* START *

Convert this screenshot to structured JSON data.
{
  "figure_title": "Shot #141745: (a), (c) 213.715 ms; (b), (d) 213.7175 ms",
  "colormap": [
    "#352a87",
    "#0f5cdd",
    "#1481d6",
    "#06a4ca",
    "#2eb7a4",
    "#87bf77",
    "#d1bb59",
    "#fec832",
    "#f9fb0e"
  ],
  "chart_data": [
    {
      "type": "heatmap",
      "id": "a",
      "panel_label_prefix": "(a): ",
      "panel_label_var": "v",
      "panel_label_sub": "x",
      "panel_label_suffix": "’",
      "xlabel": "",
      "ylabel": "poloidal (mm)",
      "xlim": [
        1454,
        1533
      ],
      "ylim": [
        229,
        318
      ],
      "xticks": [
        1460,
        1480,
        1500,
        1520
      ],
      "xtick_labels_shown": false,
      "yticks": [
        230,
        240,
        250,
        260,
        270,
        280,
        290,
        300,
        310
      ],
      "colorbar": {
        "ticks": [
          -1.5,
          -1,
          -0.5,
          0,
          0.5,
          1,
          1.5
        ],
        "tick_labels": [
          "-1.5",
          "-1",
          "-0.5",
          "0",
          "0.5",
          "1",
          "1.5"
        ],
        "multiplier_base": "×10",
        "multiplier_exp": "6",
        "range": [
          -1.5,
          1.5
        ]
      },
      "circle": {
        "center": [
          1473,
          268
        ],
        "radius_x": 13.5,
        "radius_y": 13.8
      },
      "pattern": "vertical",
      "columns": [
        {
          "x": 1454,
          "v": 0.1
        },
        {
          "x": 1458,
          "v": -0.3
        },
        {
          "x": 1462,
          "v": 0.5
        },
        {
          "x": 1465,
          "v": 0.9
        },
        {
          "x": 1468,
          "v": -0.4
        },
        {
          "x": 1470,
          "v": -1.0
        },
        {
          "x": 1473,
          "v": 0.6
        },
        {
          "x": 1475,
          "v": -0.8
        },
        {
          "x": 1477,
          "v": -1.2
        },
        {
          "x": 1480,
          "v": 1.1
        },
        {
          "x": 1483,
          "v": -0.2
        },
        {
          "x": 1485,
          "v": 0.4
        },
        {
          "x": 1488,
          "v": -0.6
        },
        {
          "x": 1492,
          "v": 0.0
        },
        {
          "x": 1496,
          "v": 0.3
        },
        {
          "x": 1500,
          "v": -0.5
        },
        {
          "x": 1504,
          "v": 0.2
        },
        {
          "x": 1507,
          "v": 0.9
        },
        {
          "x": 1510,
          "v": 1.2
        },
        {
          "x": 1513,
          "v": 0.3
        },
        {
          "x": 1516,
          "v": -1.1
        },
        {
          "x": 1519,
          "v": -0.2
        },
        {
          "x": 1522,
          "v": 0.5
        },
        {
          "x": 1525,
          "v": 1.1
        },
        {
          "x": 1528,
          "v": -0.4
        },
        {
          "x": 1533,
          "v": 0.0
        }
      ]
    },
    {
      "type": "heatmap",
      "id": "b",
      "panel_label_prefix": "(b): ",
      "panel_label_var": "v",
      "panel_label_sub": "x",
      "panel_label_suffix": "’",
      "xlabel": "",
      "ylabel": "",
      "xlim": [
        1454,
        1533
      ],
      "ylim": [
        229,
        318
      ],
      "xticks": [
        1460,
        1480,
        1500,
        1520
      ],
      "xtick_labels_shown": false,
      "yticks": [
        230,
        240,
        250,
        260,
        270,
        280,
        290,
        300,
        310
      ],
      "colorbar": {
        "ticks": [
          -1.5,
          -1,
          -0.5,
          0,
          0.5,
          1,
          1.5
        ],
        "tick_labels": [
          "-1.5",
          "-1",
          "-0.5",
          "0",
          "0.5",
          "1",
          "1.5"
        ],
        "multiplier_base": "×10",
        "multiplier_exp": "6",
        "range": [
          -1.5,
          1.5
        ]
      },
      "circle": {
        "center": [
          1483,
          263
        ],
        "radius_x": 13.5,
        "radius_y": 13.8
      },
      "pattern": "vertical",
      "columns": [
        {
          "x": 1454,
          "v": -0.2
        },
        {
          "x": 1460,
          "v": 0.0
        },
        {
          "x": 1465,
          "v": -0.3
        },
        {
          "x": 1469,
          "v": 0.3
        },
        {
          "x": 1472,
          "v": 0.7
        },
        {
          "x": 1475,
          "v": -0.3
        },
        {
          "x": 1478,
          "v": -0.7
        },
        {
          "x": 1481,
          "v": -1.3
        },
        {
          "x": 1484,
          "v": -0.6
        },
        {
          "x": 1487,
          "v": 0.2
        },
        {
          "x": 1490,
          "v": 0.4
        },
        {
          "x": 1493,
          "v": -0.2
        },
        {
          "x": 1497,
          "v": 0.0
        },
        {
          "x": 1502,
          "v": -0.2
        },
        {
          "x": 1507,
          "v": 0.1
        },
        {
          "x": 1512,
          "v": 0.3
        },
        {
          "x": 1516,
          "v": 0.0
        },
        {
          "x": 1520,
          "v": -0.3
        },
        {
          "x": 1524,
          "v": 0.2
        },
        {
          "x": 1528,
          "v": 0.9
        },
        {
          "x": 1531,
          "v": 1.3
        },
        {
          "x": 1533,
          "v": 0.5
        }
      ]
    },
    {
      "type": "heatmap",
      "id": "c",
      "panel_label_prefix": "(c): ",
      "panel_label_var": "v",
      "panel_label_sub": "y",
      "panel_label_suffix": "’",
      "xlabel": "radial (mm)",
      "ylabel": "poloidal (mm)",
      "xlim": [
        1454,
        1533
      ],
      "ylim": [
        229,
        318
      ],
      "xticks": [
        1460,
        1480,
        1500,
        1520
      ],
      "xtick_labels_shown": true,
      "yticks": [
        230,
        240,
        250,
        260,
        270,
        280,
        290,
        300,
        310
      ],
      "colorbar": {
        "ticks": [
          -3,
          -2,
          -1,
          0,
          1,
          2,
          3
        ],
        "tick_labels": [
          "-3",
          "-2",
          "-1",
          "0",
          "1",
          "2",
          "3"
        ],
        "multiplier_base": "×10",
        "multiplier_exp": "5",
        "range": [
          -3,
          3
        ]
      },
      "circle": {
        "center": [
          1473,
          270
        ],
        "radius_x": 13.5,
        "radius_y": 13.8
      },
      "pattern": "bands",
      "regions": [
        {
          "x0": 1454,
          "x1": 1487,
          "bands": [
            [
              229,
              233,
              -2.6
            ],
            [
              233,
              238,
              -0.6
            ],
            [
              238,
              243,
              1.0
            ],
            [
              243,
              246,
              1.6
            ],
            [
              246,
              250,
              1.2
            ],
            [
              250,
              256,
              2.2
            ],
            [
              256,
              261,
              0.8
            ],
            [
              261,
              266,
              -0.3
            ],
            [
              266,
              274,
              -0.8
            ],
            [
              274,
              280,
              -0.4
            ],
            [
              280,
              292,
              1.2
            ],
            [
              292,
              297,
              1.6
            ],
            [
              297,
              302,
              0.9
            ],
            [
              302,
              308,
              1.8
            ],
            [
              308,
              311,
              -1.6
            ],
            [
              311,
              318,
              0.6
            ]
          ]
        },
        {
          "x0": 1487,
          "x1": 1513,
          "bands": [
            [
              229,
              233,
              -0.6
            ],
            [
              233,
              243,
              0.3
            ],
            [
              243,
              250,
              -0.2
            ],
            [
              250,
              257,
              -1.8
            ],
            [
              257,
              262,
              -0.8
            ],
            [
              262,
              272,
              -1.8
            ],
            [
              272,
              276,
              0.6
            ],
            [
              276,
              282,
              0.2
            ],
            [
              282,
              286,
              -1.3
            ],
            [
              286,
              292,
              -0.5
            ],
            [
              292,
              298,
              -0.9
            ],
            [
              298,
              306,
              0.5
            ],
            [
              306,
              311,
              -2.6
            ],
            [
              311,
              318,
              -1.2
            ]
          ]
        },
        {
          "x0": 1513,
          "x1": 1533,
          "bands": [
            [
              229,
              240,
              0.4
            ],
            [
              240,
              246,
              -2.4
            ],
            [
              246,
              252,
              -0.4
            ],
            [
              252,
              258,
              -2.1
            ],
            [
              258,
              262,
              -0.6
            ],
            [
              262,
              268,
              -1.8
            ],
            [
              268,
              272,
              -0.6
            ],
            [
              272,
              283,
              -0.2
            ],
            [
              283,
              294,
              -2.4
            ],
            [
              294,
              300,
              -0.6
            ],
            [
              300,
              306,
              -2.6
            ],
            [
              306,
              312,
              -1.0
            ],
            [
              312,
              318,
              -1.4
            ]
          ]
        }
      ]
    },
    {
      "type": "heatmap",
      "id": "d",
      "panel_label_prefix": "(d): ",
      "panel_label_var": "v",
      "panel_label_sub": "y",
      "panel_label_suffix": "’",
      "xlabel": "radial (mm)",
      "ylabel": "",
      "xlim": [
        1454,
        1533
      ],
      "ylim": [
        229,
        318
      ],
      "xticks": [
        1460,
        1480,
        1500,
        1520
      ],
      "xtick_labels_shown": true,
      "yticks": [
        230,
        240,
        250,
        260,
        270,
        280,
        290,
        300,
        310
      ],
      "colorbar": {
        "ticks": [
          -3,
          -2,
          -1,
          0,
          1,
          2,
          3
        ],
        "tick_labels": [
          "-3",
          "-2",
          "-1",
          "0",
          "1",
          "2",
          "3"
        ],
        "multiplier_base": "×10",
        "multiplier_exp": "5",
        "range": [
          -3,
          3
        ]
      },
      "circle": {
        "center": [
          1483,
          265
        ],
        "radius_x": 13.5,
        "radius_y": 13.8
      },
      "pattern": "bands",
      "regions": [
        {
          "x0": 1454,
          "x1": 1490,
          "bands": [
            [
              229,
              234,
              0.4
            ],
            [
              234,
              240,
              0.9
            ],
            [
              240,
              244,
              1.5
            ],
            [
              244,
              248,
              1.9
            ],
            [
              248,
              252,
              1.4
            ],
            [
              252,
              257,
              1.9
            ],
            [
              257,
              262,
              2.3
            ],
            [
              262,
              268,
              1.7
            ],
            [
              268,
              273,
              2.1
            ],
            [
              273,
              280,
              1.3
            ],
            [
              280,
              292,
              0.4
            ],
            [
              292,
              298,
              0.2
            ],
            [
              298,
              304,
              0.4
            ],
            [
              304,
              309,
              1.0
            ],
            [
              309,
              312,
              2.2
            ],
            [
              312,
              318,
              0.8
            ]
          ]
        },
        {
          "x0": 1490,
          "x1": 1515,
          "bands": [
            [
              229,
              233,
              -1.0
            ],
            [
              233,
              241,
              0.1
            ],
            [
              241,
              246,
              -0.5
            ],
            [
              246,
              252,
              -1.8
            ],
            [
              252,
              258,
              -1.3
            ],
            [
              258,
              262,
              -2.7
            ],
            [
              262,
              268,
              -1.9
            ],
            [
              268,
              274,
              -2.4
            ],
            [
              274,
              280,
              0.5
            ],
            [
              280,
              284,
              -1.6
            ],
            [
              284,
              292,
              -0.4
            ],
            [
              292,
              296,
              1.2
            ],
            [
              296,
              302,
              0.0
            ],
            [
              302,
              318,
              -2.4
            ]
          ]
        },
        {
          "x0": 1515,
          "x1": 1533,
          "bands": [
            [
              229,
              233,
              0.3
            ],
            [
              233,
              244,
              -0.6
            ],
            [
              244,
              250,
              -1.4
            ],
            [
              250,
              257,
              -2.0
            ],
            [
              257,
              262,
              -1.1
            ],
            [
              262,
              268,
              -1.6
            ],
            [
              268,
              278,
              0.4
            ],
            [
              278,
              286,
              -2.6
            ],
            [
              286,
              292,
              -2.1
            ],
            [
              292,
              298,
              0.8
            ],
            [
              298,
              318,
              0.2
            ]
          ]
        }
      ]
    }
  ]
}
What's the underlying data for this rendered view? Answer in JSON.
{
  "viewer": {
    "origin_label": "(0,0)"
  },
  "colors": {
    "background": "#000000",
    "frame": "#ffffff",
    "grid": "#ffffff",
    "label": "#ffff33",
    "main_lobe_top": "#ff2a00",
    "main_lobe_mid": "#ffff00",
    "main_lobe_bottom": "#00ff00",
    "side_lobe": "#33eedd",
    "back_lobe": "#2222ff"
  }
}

* END *

** What you should do **
Identify and extract each line of the listing that contains "this".

** Task output **
Convert this screenshot to structured JSON data.
What's the underlying data for this rendered view? Answer in JSON.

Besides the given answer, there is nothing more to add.